### Data listing ###

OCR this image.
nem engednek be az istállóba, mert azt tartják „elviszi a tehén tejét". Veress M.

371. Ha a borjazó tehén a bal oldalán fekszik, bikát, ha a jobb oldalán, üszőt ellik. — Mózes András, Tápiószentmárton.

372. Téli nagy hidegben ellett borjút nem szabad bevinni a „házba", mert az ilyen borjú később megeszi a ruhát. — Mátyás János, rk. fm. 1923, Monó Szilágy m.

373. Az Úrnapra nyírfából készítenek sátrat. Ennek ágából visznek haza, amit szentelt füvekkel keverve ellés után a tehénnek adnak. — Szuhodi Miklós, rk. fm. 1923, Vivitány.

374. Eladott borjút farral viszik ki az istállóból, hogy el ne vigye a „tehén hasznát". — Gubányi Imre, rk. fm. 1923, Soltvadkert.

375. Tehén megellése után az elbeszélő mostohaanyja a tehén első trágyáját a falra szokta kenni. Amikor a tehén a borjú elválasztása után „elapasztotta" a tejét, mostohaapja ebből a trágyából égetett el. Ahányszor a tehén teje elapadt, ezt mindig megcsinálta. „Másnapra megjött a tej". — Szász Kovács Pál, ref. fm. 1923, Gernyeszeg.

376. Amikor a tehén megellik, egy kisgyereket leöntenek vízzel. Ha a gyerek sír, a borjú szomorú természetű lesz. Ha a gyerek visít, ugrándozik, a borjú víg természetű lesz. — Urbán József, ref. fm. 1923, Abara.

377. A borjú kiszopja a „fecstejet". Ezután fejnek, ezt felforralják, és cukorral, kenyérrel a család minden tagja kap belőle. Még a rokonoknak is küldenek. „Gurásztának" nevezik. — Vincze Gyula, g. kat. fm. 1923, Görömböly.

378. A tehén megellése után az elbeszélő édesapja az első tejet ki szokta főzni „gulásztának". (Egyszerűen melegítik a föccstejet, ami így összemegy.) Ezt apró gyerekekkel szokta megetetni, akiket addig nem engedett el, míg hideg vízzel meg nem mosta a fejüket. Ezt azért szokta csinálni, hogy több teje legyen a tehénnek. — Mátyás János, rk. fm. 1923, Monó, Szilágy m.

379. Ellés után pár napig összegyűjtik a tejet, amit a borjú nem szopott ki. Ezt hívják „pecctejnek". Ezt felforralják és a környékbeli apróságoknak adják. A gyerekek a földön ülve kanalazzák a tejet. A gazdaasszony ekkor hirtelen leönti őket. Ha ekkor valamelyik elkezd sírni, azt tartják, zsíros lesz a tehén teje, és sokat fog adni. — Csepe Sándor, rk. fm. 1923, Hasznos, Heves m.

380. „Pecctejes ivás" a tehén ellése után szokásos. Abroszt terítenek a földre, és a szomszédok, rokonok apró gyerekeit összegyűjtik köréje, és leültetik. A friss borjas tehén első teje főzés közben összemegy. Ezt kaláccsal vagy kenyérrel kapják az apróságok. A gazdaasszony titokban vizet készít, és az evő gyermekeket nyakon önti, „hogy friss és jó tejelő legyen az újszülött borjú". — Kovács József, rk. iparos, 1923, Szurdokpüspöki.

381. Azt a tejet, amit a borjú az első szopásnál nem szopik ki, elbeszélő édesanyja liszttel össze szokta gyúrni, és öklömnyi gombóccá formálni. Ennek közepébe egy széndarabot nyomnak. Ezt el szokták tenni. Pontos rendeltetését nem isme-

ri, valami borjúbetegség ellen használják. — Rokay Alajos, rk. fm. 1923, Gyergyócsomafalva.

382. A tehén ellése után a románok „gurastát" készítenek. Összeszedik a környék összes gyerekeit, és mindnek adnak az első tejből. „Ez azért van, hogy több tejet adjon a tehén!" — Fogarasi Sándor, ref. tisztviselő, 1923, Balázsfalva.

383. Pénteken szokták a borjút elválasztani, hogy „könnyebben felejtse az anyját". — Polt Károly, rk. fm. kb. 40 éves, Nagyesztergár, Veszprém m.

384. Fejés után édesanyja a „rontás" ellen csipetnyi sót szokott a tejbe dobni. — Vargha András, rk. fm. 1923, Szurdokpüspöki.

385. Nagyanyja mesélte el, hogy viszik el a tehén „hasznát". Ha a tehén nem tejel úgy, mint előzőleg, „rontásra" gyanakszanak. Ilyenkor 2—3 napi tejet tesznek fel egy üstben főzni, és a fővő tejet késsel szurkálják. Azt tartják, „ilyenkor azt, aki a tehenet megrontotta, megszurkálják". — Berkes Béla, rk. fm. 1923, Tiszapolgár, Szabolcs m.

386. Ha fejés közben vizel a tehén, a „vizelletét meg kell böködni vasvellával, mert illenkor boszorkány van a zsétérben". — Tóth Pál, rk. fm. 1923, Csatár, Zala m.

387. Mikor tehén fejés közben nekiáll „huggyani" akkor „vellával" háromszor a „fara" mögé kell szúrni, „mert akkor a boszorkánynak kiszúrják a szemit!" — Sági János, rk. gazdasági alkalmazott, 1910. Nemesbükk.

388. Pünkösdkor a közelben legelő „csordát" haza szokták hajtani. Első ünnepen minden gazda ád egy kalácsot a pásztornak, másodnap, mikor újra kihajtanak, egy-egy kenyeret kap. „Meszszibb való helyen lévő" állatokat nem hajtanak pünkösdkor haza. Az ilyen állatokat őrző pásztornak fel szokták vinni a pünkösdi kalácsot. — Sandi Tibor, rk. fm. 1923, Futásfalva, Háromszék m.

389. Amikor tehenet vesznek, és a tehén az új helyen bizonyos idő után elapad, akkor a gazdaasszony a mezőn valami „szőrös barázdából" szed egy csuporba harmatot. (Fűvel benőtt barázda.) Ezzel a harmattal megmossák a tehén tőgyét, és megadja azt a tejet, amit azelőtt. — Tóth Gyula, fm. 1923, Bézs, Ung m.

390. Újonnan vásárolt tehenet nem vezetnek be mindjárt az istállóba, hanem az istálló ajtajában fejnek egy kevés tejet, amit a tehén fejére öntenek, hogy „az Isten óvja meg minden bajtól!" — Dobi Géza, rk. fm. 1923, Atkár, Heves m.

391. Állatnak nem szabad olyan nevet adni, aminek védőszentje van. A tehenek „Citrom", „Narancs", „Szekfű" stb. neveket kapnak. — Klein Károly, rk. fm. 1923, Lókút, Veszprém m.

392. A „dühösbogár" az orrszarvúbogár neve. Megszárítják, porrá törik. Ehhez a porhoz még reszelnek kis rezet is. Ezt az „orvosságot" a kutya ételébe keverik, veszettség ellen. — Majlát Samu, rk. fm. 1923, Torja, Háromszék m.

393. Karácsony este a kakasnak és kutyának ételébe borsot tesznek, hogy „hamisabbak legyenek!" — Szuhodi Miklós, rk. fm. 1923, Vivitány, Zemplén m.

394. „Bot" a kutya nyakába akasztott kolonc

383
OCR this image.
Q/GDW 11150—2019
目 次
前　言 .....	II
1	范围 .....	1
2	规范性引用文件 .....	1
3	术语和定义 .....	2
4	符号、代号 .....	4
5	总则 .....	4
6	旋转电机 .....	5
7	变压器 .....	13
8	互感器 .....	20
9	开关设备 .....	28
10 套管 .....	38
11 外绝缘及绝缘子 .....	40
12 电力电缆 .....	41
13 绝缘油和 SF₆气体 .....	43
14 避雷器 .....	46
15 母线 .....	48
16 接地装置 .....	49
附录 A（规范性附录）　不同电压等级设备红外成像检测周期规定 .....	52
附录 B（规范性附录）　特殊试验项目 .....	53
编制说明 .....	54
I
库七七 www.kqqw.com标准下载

###

# What the task asks
Send back every record, precisely as written.

# Problem solution
OCR this image.
nem engednek be az istállóba, mert azt tartják „elviszi a tehén tejét". Veress M.

371. Ha a borjazó tehén a bal oldalán fekszik, bikát, ha a jobb oldalán, üszőt ellik. — Mózes András, Tápiószentmárton.

372. Téli nagy hidegben ellett borjút nem szabad bevinni a „házba", mert az ilyen borjú később megeszi a ruhát. — Mátyás János, rk. fm. 1923, Monó Szilágy m.

373. Az Úrnapra nyírfából készítenek sátrat. Ennek ágából visznek haza, amit szentelt füvekkel keverve ellés után a tehénnek adnak. — Szuhodi Miklós, rk. fm. 1923, Vivitány.

374. Eladott borjút farral viszik ki az istállóból, hogy el ne vigye a „tehén hasznát". — Gubányi Imre, rk. fm. 1923, Soltvadkert.

375. Tehén megellése után az elbeszélő mostohaanyja a tehén első trágyáját a falra szokta kenni. Amikor a tehén a borjú elválasztása után „elapasztotta" a tejét, mostohaapja ebből a trágyából égetett el. Ahányszor a tehén teje elapadt, ezt mindig megcsinálta. „Másnapra megjött a tej". — Szász Kovács Pál, ref. fm. 1923, Gernyeszeg.

376. Amikor a tehén megellik, egy kisgyereket leöntenek vízzel. Ha a gyerek sír, a borjú szomorú természetű lesz. Ha a gyerek visít, ugrándozik, a borjú víg természetű lesz. — Urbán József, ref. fm. 1923, Abara.

377. A borjú kiszopja a „fecstejet". Ezután fejnek, ezt felforralják, és cukorral, kenyérrel a család minden tagja kap belőle. Még a rokonoknak is küldenek. „Gurásztának" nevezik. — Vincze Gyula, g. kat. fm. 1923, Görömböly.

378. A tehén megellése után az elbeszélő édesapja az első tejet ki szokta főzni „gulásztának". (Egyszerűen melegítik a föccstejet, ami így összemegy.) Ezt apró gyerekekkel szokta megetetni, akiket addig nem engedett el, míg hideg vízzel meg nem mosta a fejüket. Ezt azért szokta csinálni, hogy több teje legyen a tehénnek. — Mátyás János, rk. fm. 1923, Monó, Szilágy m.

379. Ellés után pár napig összegyűjtik a tejet, amit a borjú nem szopott ki. Ezt hívják „pecctejnek". Ezt felforralják és a környékbeli apróságoknak adják. A gyerekek a földön ülve kanalazzák a tejet. A gazdaasszony ekkor hirtelen leönti őket. Ha ekkor valamelyik elkezd sírni, azt tartják, zsíros lesz a tehén teje, és sokat fog adni. — Csepe Sándor, rk. fm. 1923, Hasznos, Heves m.

380. „Pecctejes ivás" a tehén ellése után szokásos. Abroszt terítenek a földre, és a szomszédok, rokonok apró gyerekeit összegyűjtik köréje, és leültetik. A friss borjas tehén első teje főzés közben összemegy. Ezt kaláccsal vagy kenyérrel kapják az apróságok. A gazdaasszony titokban vizet készít, és az evő gyermekeket nyakon önti, „hogy friss és jó tejelő legyen az újszülött borjú". — Kovács József, rk. iparos, 1923, Szurdokpüspöki.

381. Azt a tejet, amit a borjú az első szopásnál nem szopik ki, elbeszélő édesanyja liszttel össze szokta gyúrni, és öklömnyi gombóccá formálni. Ennek közepébe egy széndarabot nyomnak. Ezt el szokták tenni. Pontos rendeltetését nem isme-

ri, valami borjúbetegség ellen használják. — Rokay Alajos, rk. fm. 1923, Gyergyócsomafalva.

382. A tehén ellése után a románok „gurastát" készítenek. Összeszedik a környék összes gyerekeit, és mindnek adnak az első tejből. „Ez azért van, hogy több tejet adjon a tehén!" — Fogarasi Sándor, ref. tisztviselő, 1923, Balázsfalva.

383. Pénteken szokták a borjút elválasztani, hogy „könnyebben felejtse az anyját". — Polt Károly, rk. fm. kb. 40 éves, Nagyesztergár, Veszprém m.

384. Fejés után édesanyja a „rontás" ellen csipetnyi sót szokott a tejbe dobni. — Vargha András, rk. fm. 1923, Szurdokpüspöki.

385. Nagyanyja mesélte el, hogy viszik el a tehén „hasznát". Ha a tehén nem tejel úgy, mint előzőleg, „rontásra" gyanakszanak. Ilyenkor 2—3 napi tejet tesznek fel egy üstben főzni, és a fővő tejet késsel szurkálják. Azt tartják, „ilyenkor azt, aki a tehenet megrontotta, megszurkálják". — Berkes Béla, rk. fm. 1923, Tiszapolgár, Szabolcs m.

386. Ha fejés közben vizel a tehén, a „vizelletét meg kell böködni vasvellával, mert illenkor boszorkány van a zsétérben". — Tóth Pál, rk. fm. 1923, Csatár, Zala m.

387. Mikor tehén fejés közben nekiáll „huggyani" akkor „vellával" háromszor a „fara" mögé kell szúrni, „mert akkor a boszorkánynak kiszúrják a szemit!" — Sági János, rk. gazdasági alkalmazott, 1910. Nemesbükk.

388. Pünkösdkor a közelben legelő „csordát" haza szokták hajtani. Első ünnepen minden gazda ád egy kalácsot a pásztornak, másodnap, mikor újra kihajtanak, egy-egy kenyeret kap. „Meszszibb való helyen lévő" állatokat nem hajtanak pünkösdkor haza. Az ilyen állatokat őrző pásztornak fel szokták vinni a pünkösdi kalácsot. — Sandi Tibor, rk. fm. 1923, Futásfalva, Háromszék m.

389. Amikor tehenet vesznek, és a tehén az új helyen bizonyos idő után elapad, akkor a gazdaasszony a mezőn valami „szőrös barázdából" szed egy csuporba harmatot. (Fűvel benőtt barázda.) Ezzel a harmattal megmossák a tehén tőgyét, és megadja azt a tejet, amit azelőtt. — Tóth Gyula, fm. 1923, Bézs, Ung m.

390. Újonnan vásárolt tehenet nem vezetnek be mindjárt az istállóba, hanem az istálló ajtajában fejnek egy kevés tejet, amit a tehén fejére öntenek, hogy „az Isten óvja meg minden bajtól!" — Dobi Géza, rk. fm. 1923, Atkár, Heves m.

391. Állatnak nem szabad olyan nevet adni, aminek védőszentje van. A tehenek „Citrom", „Narancs", „Szekfű" stb. neveket kapnak. — Klein Károly, rk. fm. 1923, Lókút, Veszprém m.

392. A „dühösbogár" az orrszarvúbogár neve. Megszárítják, porrá törik. Ehhez a porhoz még reszelnek kis rezet is. Ezt az „orvosságot" a kutya ételébe keverik, veszettség ellen. — Majlát Samu, rk. fm. 1923, Torja, Háromszék m.

393. Karácsony este a kakasnak és kutyának ételébe borsot tesznek, hogy „hamisabbak legyenek!" — Szuhodi Miklós, rk. fm. 1923, Vivitány, Zemplén m.

394. „Bot" a kutya nyakába akasztott kolonc

383
OCR this image.
Q/GDW 11150—2019
目 次
前　言 .....	II
1	范围 .....	1
2	规范性引用文件 .....	1
3	术语和定义 .....	2
4	符号、代号 .....	4
5	总则 .....	4
6	旋转电机 .....	5
7	变压器 .....	13
8	互感器 .....	20
9	开关设备 .....	28
10 套管 .....	38
11 外绝缘及绝缘子 .....	40
12 电力电缆 .....	41
13 绝缘油和 SF₆气体 .....	43
14 避雷器 .....	46
15 母线 .....	48
16 接地装置 .....	49
附录 A（规范性附录）　不同电压等级设备红外成像检测周期规定 .....	52
附录 B（规范性附录）　特殊试验项目 .....	53
编制说明 .....	54
I
库七七 www.kqqw.com标准下载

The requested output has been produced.